# Task inputs
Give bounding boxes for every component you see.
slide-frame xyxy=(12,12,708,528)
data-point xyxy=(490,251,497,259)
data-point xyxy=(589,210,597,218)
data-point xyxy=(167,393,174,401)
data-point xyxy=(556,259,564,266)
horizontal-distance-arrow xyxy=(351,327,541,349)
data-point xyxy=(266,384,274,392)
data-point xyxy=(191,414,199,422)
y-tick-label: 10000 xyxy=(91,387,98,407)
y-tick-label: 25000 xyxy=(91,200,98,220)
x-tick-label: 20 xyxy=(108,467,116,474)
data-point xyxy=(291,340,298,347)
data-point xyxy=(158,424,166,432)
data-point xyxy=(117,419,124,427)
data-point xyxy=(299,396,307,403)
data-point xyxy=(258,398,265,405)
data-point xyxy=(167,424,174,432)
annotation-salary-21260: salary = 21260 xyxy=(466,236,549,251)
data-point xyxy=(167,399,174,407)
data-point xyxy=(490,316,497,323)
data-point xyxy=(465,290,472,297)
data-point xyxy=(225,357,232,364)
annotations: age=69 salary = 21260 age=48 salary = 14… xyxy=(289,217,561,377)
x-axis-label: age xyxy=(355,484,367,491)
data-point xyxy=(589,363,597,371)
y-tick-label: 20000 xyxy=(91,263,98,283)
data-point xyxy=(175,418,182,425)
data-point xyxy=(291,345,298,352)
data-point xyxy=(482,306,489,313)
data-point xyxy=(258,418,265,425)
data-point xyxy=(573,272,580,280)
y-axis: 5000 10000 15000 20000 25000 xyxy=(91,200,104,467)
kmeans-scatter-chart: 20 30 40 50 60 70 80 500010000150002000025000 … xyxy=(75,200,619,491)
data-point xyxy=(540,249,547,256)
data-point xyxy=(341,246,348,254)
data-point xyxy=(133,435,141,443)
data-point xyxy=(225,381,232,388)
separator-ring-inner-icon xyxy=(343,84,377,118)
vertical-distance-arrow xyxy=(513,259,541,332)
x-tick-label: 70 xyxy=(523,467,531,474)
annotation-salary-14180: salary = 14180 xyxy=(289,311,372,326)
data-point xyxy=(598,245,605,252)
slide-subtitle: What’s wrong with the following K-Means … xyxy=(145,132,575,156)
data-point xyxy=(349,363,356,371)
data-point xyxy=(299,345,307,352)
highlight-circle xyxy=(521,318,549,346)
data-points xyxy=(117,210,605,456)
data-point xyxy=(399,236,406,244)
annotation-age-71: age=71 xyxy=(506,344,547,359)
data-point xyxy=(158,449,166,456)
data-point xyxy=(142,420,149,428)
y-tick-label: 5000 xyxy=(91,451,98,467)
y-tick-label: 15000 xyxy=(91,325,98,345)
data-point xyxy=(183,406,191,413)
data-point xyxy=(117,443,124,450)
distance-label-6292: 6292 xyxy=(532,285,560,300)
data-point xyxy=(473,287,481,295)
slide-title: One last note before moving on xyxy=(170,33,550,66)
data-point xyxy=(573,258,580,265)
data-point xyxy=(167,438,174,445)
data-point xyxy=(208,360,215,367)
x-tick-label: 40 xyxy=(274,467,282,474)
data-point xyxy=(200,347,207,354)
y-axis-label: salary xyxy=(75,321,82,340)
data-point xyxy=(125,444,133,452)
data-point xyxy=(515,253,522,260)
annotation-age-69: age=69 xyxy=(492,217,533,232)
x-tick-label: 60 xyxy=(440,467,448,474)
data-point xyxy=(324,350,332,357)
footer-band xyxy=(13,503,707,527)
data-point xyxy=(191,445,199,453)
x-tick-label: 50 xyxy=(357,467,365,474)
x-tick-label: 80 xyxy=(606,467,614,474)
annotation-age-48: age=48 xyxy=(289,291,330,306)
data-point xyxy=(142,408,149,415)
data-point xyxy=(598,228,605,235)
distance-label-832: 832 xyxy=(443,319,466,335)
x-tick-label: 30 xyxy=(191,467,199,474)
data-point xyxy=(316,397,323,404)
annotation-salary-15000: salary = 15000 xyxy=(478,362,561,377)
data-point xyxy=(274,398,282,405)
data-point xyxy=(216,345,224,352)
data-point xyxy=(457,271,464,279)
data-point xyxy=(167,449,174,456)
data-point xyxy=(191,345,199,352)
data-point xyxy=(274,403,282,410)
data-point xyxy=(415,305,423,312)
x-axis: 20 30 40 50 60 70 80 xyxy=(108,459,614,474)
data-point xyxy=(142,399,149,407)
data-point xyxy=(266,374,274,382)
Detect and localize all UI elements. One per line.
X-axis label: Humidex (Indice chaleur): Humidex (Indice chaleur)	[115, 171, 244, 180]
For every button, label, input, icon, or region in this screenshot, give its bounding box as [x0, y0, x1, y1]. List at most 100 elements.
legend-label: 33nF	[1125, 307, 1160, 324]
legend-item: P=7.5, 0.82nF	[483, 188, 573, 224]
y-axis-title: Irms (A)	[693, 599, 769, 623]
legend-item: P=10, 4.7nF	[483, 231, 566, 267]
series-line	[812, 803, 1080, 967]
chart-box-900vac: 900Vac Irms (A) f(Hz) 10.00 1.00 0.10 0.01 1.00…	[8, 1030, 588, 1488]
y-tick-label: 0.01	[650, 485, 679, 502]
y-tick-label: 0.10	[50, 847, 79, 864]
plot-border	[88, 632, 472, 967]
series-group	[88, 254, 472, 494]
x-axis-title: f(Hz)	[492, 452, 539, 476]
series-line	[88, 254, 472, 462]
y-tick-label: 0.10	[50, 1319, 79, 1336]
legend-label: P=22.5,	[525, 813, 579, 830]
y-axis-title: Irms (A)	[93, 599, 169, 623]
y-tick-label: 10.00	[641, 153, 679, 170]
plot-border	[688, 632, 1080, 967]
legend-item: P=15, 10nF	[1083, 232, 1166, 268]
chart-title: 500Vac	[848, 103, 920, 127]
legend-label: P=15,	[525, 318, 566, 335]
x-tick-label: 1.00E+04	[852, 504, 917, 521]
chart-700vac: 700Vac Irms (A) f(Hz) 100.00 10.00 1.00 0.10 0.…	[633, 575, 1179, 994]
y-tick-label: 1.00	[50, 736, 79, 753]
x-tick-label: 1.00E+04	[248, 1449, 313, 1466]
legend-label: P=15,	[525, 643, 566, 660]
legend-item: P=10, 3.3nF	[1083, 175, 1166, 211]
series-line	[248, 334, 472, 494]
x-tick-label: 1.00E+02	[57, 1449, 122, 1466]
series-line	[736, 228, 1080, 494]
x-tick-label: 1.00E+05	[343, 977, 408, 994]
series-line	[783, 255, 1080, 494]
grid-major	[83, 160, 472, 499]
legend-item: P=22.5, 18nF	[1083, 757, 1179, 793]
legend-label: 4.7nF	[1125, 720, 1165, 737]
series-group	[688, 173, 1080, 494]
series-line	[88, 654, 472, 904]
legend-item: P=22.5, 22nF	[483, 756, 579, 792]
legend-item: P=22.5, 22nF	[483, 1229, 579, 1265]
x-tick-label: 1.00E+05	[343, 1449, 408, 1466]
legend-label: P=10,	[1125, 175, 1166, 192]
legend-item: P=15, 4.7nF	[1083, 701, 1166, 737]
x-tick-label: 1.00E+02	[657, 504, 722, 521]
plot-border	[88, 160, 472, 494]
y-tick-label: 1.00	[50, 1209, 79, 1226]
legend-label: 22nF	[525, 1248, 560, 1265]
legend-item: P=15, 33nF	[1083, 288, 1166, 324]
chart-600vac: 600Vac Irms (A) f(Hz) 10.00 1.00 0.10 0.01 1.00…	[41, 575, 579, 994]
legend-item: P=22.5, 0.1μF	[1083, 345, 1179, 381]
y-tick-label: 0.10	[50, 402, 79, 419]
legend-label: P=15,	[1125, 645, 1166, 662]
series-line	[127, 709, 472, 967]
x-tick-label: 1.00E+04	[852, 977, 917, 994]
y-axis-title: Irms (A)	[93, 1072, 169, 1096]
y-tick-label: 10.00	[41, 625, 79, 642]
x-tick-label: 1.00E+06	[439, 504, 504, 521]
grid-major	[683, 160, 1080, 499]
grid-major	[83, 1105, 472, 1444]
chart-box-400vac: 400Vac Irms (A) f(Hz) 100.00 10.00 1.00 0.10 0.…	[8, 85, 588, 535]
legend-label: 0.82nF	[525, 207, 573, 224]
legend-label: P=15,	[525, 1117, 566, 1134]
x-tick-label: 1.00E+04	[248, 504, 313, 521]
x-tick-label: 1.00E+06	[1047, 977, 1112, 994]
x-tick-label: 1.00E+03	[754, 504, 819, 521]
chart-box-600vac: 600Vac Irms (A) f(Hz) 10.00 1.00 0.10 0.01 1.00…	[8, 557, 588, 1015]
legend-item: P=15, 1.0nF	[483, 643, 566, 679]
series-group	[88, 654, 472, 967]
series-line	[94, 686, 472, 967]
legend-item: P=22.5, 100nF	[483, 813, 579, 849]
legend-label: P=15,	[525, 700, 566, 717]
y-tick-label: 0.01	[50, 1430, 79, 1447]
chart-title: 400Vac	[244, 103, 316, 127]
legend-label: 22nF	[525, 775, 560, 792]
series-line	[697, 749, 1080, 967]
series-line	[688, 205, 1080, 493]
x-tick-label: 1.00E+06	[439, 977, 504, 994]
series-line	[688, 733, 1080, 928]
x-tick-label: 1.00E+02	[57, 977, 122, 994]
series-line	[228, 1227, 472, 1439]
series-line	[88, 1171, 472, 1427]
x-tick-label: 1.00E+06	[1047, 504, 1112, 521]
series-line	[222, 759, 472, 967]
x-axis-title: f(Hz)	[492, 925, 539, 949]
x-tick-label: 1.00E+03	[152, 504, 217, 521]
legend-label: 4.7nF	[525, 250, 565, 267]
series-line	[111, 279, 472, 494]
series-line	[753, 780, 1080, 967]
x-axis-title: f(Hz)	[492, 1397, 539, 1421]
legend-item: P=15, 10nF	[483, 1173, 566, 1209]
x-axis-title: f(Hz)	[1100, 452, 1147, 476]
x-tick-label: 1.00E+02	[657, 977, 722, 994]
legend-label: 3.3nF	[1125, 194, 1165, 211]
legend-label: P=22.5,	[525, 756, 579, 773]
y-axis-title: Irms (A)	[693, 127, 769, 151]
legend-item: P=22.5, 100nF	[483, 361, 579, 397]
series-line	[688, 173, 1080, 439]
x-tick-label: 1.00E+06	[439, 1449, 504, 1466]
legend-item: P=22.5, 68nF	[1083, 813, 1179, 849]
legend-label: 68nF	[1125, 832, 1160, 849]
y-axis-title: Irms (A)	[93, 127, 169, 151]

# Exercise brief
Reproduce verbatim the lines from the first one through the line containing "data-point xyxy=(490,316,497,323)", including both.

# Correct answer
Give bounding boxes for every component you see.
slide-frame xyxy=(12,12,708,528)
data-point xyxy=(490,251,497,259)
data-point xyxy=(589,210,597,218)
data-point xyxy=(167,393,174,401)
data-point xyxy=(556,259,564,266)
horizontal-distance-arrow xyxy=(351,327,541,349)
data-point xyxy=(266,384,274,392)
data-point xyxy=(191,414,199,422)
y-tick-label: 10000 xyxy=(91,387,98,407)
y-tick-label: 25000 xyxy=(91,200,98,220)
x-tick-label: 20 xyxy=(108,467,116,474)
data-point xyxy=(291,340,298,347)
data-point xyxy=(158,424,166,432)
data-point xyxy=(117,419,124,427)
data-point xyxy=(299,396,307,403)
data-point xyxy=(258,398,265,405)
data-point xyxy=(167,424,174,432)
annotation-salary-21260: salary = 21260 xyxy=(466,236,549,251)
data-point xyxy=(167,399,174,407)
data-point xyxy=(490,316,497,323)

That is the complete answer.